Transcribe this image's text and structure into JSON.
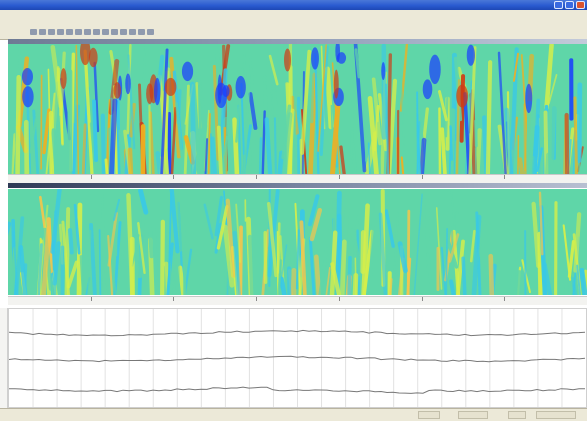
{
  "window": {
    "controls": [
      "minimize-icon",
      "maximize-icon",
      "close-icon"
    ],
    "accent_color": "#2a5bd0"
  },
  "menubar": {
    "item_count": 3
  },
  "toolbar": {
    "button_count": 14
  },
  "panels": [
    {
      "name": "upper-spectrogram",
      "colormap": [
        "#1a3cff",
        "#39c9e8",
        "#5fd6a8",
        "#d6ef4a",
        "#f0b020",
        "#d03a14"
      ],
      "intensity": "high"
    },
    {
      "name": "lower-spectrogram",
      "colormap": [
        "#39c9e8",
        "#5fd6a8",
        "#d6ef4a",
        "#f3c64c"
      ],
      "intensity": "low"
    }
  ],
  "traces": {
    "count": 3,
    "line_color": "#777777",
    "grid": true
  },
  "statusbar": {
    "cells": 4
  }
}
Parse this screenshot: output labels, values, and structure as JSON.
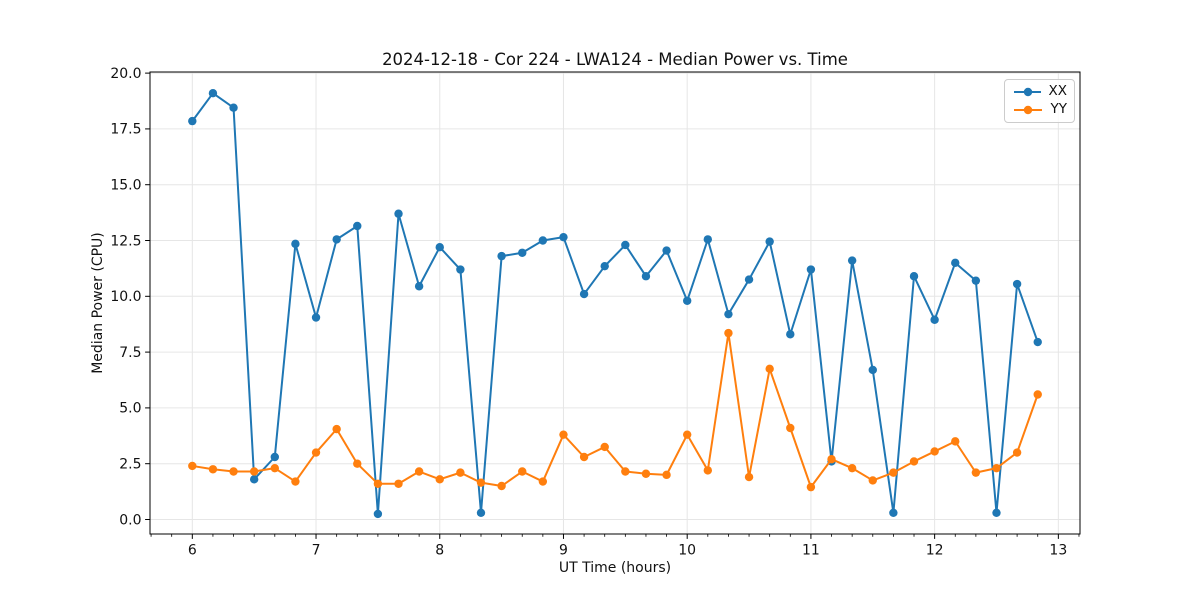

^^^^^^^^

▶ **TASK INSTRUCTIONS**
Copy all the lines of data exactly as they appear, dropping any images.

▶ **THE COMPLETED TASK**
Transcribe this image's text and structure into JSON.
{
  "window": {
    "controls": [
      "minimize-icon",
      "maximize-icon",
      "close-icon"
    ],
    "accent_color": "#2a5bd0"
  },
  "menubar": {
    "item_count": 3
  },
  "toolbar": {
    "button_count": 14
  },
  "panels": [
    {
      "name": "upper-spectrogram",
      "colormap": [
        "#1a3cff",
        "#39c9e8",
        "#5fd6a8",
        "#d6ef4a",
        "#f0b020",
        "#d03a14"
      ],
      "intensity": "high"
    },
    {
      "name": "lower-spectrogram",
      "colormap": [
        "#39c9e8",
        "#5fd6a8",
        "#d6ef4a",
        "#f3c64c"
      ],
      "intensity": "low"
    }
  ],
  "traces": {
    "count": 3,
    "line_color": "#777777",
    "grid": true
  },
  "statusbar": {
    "cells": 4
  }
}
Parse this screenshot: output labels, values, and structure as JSON.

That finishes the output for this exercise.